%%

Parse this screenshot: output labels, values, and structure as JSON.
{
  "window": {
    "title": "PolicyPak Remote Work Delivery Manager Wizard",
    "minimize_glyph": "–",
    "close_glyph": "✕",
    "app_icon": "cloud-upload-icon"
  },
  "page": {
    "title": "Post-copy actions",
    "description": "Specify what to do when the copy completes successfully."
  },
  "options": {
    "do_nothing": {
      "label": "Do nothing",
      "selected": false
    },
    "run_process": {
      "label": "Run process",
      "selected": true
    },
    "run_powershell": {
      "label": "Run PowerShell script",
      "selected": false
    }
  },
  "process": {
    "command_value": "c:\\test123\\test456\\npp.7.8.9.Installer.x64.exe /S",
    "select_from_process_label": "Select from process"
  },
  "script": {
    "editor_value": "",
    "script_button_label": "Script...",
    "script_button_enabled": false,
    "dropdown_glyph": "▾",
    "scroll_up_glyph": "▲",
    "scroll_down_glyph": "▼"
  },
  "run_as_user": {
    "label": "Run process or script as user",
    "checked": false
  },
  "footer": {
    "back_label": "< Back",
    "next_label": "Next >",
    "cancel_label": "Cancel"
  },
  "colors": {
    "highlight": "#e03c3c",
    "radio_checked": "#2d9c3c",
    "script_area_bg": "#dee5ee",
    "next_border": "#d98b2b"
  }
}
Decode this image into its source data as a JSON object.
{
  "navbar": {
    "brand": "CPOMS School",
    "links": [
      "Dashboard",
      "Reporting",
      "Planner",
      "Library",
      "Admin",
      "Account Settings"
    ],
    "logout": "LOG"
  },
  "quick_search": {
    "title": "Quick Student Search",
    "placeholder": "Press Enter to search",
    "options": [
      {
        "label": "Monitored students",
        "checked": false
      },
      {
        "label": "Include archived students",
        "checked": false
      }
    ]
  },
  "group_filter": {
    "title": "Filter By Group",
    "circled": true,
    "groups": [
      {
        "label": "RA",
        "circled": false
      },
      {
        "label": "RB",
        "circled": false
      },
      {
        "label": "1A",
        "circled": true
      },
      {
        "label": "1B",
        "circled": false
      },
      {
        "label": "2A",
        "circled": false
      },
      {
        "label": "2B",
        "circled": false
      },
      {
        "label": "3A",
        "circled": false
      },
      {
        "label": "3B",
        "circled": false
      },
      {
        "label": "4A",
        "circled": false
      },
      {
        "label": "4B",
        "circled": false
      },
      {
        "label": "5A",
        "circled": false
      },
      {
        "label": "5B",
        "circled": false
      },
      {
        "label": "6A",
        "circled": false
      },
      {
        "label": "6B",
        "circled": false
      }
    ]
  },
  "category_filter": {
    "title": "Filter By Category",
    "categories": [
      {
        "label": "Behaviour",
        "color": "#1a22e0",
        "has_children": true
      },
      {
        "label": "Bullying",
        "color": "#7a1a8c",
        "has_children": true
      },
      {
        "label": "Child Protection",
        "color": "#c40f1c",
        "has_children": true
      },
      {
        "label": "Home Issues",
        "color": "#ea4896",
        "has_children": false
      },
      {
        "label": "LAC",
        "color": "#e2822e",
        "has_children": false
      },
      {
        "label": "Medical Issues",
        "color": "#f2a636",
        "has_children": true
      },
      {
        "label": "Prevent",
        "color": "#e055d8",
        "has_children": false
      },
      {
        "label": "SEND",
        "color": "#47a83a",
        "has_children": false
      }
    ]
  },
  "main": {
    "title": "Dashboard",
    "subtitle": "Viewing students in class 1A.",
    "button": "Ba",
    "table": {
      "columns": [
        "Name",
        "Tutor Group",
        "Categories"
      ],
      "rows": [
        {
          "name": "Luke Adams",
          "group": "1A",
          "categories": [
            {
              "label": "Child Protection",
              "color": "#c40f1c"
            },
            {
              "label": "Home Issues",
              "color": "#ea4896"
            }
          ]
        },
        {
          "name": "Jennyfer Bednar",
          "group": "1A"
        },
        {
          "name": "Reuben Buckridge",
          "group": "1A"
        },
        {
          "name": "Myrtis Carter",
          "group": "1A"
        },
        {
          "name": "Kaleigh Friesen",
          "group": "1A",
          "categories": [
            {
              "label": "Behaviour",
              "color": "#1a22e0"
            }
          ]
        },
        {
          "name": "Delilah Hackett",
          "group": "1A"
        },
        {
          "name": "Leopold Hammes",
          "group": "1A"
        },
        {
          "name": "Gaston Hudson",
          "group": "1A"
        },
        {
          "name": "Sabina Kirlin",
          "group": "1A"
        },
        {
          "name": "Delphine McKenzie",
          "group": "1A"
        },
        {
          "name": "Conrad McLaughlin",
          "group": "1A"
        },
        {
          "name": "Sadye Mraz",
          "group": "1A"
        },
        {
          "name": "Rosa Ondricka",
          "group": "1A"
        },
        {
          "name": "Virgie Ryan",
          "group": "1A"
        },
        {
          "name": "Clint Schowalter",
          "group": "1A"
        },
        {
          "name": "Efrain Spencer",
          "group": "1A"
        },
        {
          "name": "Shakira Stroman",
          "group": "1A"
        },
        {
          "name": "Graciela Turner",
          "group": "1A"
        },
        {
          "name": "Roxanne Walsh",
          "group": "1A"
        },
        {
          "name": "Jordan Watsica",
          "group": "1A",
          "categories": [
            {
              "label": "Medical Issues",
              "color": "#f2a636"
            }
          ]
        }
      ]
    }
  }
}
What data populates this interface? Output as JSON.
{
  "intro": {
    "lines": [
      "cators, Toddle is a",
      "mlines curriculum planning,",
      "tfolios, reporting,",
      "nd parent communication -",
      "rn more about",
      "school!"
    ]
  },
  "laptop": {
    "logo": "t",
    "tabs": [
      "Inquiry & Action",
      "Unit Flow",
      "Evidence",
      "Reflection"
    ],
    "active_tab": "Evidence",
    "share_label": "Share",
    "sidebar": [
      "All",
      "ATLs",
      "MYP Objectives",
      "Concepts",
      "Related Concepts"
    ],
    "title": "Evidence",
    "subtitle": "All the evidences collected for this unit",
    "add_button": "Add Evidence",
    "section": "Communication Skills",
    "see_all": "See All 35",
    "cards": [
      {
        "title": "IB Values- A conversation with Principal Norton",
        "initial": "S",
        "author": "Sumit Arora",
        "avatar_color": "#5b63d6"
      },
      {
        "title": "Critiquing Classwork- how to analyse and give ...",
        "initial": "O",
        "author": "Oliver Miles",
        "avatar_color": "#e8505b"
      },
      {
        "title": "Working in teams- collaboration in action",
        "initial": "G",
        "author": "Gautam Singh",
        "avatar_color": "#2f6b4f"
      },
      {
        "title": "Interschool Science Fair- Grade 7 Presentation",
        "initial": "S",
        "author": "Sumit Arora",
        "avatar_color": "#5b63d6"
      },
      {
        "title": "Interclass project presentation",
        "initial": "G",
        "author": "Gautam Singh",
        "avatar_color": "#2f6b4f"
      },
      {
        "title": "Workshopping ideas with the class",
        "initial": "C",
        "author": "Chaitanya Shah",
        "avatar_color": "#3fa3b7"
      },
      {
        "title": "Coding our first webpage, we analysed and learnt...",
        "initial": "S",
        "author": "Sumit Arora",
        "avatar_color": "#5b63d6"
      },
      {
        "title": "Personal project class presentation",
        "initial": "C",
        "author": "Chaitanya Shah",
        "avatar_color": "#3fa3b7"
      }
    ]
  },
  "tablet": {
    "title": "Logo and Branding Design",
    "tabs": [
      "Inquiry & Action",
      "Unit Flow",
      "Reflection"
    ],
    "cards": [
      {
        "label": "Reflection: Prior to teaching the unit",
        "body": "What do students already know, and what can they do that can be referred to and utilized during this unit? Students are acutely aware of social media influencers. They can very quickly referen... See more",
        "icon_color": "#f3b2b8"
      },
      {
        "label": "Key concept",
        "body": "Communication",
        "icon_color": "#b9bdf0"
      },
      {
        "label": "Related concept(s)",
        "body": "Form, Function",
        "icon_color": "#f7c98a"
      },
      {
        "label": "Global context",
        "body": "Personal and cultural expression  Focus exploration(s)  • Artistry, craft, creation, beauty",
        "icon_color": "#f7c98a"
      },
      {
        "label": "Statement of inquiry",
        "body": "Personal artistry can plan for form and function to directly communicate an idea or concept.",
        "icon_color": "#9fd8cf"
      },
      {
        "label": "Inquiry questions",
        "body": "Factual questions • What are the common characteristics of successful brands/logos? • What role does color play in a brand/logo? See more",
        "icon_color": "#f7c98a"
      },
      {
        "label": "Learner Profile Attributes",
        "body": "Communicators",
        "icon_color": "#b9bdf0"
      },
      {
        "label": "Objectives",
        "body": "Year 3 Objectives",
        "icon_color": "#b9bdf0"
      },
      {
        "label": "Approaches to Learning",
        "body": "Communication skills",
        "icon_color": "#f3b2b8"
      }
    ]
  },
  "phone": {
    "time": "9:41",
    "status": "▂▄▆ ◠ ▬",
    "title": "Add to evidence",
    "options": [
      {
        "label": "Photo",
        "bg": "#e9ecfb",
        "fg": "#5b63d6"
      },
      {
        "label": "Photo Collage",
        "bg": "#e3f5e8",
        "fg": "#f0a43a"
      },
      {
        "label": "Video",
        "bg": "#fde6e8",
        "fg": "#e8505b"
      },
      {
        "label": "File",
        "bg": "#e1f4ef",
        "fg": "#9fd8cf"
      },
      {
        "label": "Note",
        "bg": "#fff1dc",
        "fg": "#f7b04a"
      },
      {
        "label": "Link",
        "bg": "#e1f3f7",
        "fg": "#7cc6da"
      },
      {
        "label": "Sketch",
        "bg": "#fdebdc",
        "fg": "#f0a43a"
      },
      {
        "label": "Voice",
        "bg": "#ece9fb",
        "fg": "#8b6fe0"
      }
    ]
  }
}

%%

TASK DESCRIPTION:
Filter the entries down to the lines with the word "Related" in them.

EXERCISE OUTPUT:
      "Related Concepts"
        "label": "Related concept(s)",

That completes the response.